Short task.
Copy all of the material below exactly.

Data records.
— BEGIN —

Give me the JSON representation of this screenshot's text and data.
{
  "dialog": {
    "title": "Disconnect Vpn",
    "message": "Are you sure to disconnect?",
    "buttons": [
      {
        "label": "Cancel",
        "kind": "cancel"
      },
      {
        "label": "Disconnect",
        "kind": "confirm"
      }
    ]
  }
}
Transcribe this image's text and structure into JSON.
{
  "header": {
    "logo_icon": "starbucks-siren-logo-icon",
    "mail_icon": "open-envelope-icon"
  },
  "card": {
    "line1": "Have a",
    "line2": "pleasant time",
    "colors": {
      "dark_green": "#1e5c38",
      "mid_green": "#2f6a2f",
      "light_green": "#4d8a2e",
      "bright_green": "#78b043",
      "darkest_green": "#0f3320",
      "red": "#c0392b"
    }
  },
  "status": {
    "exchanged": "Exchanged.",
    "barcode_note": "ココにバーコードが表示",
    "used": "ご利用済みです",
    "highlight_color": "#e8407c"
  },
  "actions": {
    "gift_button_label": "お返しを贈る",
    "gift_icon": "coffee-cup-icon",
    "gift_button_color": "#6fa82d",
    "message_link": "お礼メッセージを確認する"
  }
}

— END —

Task answer.
Give me the JSON representation of this screenshot's text and data.
{
  "dialog": {
    "title": "Disconnect Vpn",
    "message": "Are you sure to disconnect?",
    "buttons": [
      {
        "label": "Cancel",
        "kind": "cancel"
      },
      {
        "label": "Disconnect",
        "kind": "confirm"
      }
    ]
  }
}
Transcribe this image's text and structure into JSON.
{
  "header": {
    "logo_icon": "starbucks-siren-logo-icon",
    "mail_icon": "open-envelope-icon"
  },
  "card": {
    "line1": "Have a",
    "line2": "pleasant time",
    "colors": {
      "dark_green": "#1e5c38",
      "mid_green": "#2f6a2f",
      "light_green": "#4d8a2e",
      "bright_green": "#78b043",
      "darkest_green": "#0f3320",
      "red": "#c0392b"
    }
  },
  "status": {
    "exchanged": "Exchanged.",
    "barcode_note": "ココにバーコードが表示",
    "used": "ご利用済みです",
    "highlight_color": "#e8407c"
  },
  "actions": {
    "gift_button_label": "お返しを贈る",
    "gift_icon": "coffee-cup-icon",
    "gift_button_color": "#6fa82d",
    "message_link": "お礼メッセージを確認する"
  }
}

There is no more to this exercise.